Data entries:

- - -

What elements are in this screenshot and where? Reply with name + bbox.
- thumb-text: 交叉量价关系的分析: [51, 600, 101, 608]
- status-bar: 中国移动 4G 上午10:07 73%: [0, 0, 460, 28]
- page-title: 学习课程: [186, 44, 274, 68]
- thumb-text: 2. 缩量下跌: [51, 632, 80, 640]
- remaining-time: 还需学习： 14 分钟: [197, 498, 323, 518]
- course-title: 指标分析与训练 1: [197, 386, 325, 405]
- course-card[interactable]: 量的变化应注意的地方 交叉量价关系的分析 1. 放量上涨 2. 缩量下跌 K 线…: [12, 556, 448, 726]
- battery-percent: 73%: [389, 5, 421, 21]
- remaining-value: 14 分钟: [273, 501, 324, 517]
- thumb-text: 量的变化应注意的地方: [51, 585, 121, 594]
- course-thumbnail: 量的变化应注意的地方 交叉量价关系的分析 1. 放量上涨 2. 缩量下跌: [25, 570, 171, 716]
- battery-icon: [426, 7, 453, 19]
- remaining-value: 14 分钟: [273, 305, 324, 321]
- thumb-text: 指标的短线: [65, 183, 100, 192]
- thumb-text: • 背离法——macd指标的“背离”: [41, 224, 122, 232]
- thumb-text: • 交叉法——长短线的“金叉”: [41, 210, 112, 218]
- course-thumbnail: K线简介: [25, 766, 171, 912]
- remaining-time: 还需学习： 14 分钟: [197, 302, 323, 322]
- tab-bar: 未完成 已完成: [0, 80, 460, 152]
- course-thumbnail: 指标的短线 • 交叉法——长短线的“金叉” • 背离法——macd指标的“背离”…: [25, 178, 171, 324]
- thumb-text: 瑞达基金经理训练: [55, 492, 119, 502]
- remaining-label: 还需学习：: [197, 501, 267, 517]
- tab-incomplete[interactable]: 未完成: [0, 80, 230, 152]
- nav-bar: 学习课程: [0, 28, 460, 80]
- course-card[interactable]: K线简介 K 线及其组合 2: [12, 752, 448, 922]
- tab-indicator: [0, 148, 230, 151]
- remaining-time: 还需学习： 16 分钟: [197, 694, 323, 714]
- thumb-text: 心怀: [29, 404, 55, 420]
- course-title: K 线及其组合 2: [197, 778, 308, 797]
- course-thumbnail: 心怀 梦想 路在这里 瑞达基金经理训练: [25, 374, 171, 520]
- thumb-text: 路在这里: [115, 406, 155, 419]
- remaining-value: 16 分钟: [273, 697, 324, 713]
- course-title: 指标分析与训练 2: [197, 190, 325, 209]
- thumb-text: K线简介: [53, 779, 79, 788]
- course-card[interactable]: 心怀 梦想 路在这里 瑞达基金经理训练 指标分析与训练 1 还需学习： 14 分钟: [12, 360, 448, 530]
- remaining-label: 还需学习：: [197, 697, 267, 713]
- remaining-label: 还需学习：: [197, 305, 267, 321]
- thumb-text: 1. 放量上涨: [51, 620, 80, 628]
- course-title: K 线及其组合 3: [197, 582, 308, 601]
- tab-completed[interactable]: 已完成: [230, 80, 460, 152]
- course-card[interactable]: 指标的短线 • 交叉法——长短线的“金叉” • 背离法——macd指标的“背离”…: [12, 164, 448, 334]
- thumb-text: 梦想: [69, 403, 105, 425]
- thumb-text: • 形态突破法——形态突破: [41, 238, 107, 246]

- - -

● **Short exercise**
Can you return each line of the data entries above, unchanged and in order?

● **Full solution**
What elements are in this screenshot and where? Reply with name + bbox.
- thumb-text: 交叉量价关系的分析: [51, 600, 101, 608]
- status-bar: 中国移动 4G 上午10:07 73%: [0, 0, 460, 28]
- page-title: 学习课程: [186, 44, 274, 68]
- thumb-text: 2. 缩量下跌: [51, 632, 80, 640]
- remaining-time: 还需学习： 14 分钟: [197, 498, 323, 518]
- course-title: 指标分析与训练 1: [197, 386, 325, 405]
- course-card[interactable]: 量的变化应注意的地方 交叉量价关系的分析 1. 放量上涨 2. 缩量下跌 K 线…: [12, 556, 448, 726]
- battery-percent: 73%: [389, 5, 421, 21]
- remaining-value: 14 分钟: [273, 501, 324, 517]
- thumb-text: 量的变化应注意的地方: [51, 585, 121, 594]
- course-thumbnail: 量的变化应注意的地方 交叉量价关系的分析 1. 放量上涨 2. 缩量下跌: [25, 570, 171, 716]
- battery-icon: [426, 7, 453, 19]
- remaining-value: 14 分钟: [273, 305, 324, 321]
- thumb-text: 指标的短线: [65, 183, 100, 192]
- thumb-text: • 背离法——macd指标的“背离”: [41, 224, 122, 232]
- thumb-text: • 交叉法——长短线的“金叉”: [41, 210, 112, 218]
- course-thumbnail: K线简介: [25, 766, 171, 912]
- remaining-time: 还需学习： 14 分钟: [197, 302, 323, 322]
- tab-bar: 未完成 已完成: [0, 80, 460, 152]
- course-thumbnail: 指标的短线 • 交叉法——长短线的“金叉” • 背离法——macd指标的“背离”…: [25, 178, 171, 324]
- thumb-text: 瑞达基金经理训练: [55, 492, 119, 502]
- remaining-label: 还需学习：: [197, 501, 267, 517]
- tab-incomplete[interactable]: 未完成: [0, 80, 230, 152]
- nav-bar: 学习课程: [0, 28, 460, 80]
- course-card[interactable]: K线简介 K 线及其组合 2: [12, 752, 448, 922]
- tab-indicator: [0, 148, 230, 151]
- remaining-time: 还需学习： 16 分钟: [197, 694, 323, 714]
- thumb-text: 心怀: [29, 404, 55, 420]
- course-title: K 线及其组合 2: [197, 778, 308, 797]
- course-thumbnail: 心怀 梦想 路在这里 瑞达基金经理训练: [25, 374, 171, 520]
- thumb-text: 路在这里: [115, 406, 155, 419]
- remaining-value: 16 分钟: [273, 697, 324, 713]
- course-title: 指标分析与训练 2: [197, 190, 325, 209]
- thumb-text: K线简介: [53, 779, 79, 788]
- course-card[interactable]: 心怀 梦想 路在这里 瑞达基金经理训练 指标分析与训练 1 还需学习： 14 分钟: [12, 360, 448, 530]
- remaining-label: 还需学习：: [197, 697, 267, 713]
- remaining-label: 还需学习：: [197, 305, 267, 321]
- thumb-text: 1. 放量上涨: [51, 620, 80, 628]
- course-title: K 线及其组合 3: [197, 582, 308, 601]
- tab-completed[interactable]: 已完成: [230, 80, 460, 152]
- course-card[interactable]: 指标的短线 • 交叉法——长短线的“金叉” • 背离法——macd指标的“背离”…: [12, 164, 448, 334]
- thumb-text: 梦想: [69, 403, 105, 425]
- thumb-text: • 形态突破法——形态突破: [41, 238, 107, 246]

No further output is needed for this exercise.